## start DATA PROVIDED

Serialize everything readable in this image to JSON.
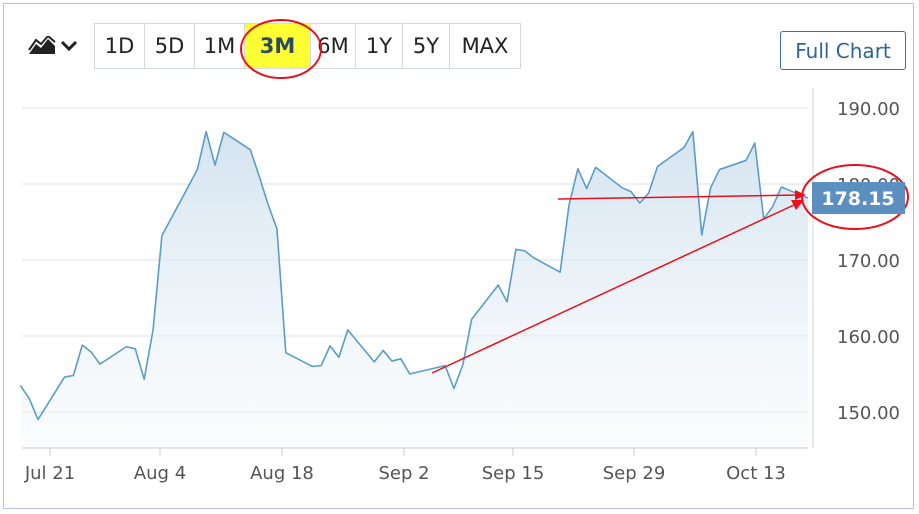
{
  "toolbar": {
    "chart_type_icon": "area-chart-icon",
    "dropdown_icon": "chevron-down-icon",
    "ranges": [
      "1D",
      "5D",
      "1M",
      "3M",
      "6M",
      "1Y",
      "5Y",
      "MAX"
    ],
    "active_range": "3M",
    "full_chart_label": "Full Chart"
  },
  "colors": {
    "line": "#5b9cc8",
    "fill_top": "#cfe1ee",
    "price_tag": "#5a8fc0",
    "annotation": "#e8101a",
    "highlight": "#ffff33"
  },
  "price_tag": {
    "value": "178.15"
  },
  "chart_data": {
    "type": "area",
    "x_ticks": [
      "Jul 21",
      "Aug 4",
      "Aug 18",
      "Sep 2",
      "Sep 15",
      "Sep 29",
      "Oct 13"
    ],
    "y_ticks": [
      "150.00",
      "160.00",
      "170.00",
      "180.00",
      "190.00"
    ],
    "ylim": [
      145,
      193
    ],
    "grid": true,
    "series": [
      {
        "x": [
          "2023-07-19",
          "2023-07-20",
          "2023-07-21",
          "2023-07-24",
          "2023-07-25",
          "2023-07-26",
          "2023-07-27",
          "2023-07-28",
          "2023-07-31",
          "2023-08-01",
          "2023-08-02",
          "2023-08-03",
          "2023-08-04",
          "2023-08-07",
          "2023-08-08",
          "2023-08-09",
          "2023-08-10",
          "2023-08-11",
          "2023-08-14",
          "2023-08-15",
          "2023-08-16",
          "2023-08-17",
          "2023-08-18",
          "2023-08-21",
          "2023-08-22",
          "2023-08-23",
          "2023-08-24",
          "2023-08-25",
          "2023-08-28",
          "2023-08-29",
          "2023-08-30",
          "2023-08-31",
          "2023-09-01",
          "2023-09-05",
          "2023-09-06",
          "2023-09-07",
          "2023-09-08",
          "2023-09-11",
          "2023-09-12",
          "2023-09-13",
          "2023-09-14",
          "2023-09-15",
          "2023-09-18",
          "2023-09-19",
          "2023-09-20",
          "2023-09-21",
          "2023-09-22",
          "2023-09-25",
          "2023-09-26",
          "2023-09-27",
          "2023-09-28",
          "2023-09-29",
          "2023-10-02",
          "2023-10-03",
          "2023-10-04",
          "2023-10-05",
          "2023-10-06",
          "2023-10-09",
          "2023-10-10",
          "2023-10-11",
          "2023-10-12",
          "2023-10-13",
          "2023-10-16"
        ],
        "values": [
          153.5,
          151.8,
          149.0,
          154.6,
          154.8,
          158.8,
          157.9,
          156.3,
          158.6,
          158.3,
          154.3,
          160.8,
          173.2,
          179.7,
          181.9,
          186.9,
          182.5,
          186.8,
          184.5,
          181.0,
          177.3,
          174.1,
          157.8,
          156.0,
          156.1,
          158.7,
          157.2,
          160.8,
          156.6,
          158.1,
          156.7,
          157.0,
          155.0,
          156.1,
          153.1,
          156.2,
          162.2,
          166.7,
          164.5,
          171.4,
          171.2,
          170.3,
          168.4,
          177.2,
          182.0,
          179.4,
          182.2,
          179.5,
          179.0,
          177.5,
          178.8,
          182.3,
          184.8,
          186.9,
          173.3,
          179.5,
          181.9,
          183.1,
          185.4,
          175.4,
          177.0,
          179.6,
          178.15
        ]
      }
    ]
  }
}
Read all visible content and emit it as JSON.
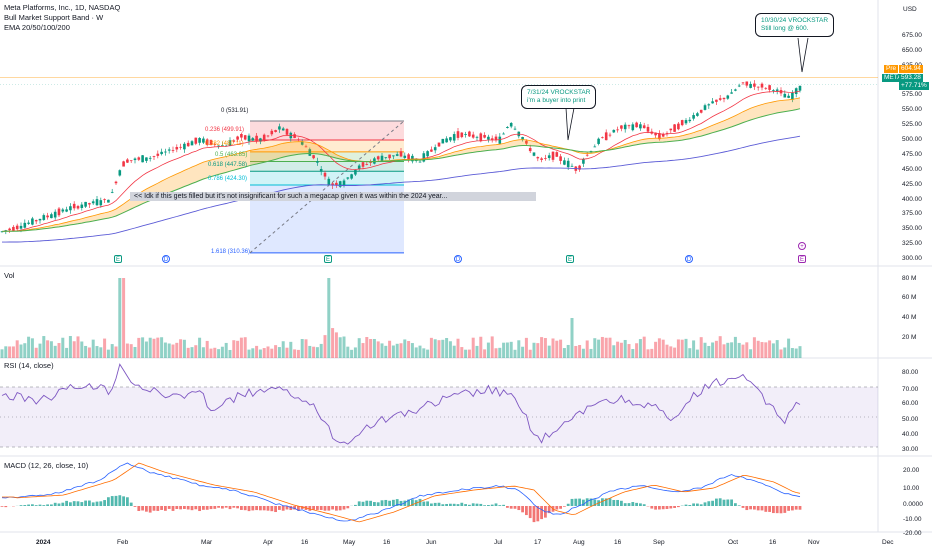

## end DATA PROVIDED

WRITTEN REQUEST :: Count the lines above that contain the word "icon", and reply with only that number.

FULL ANSWER :: 2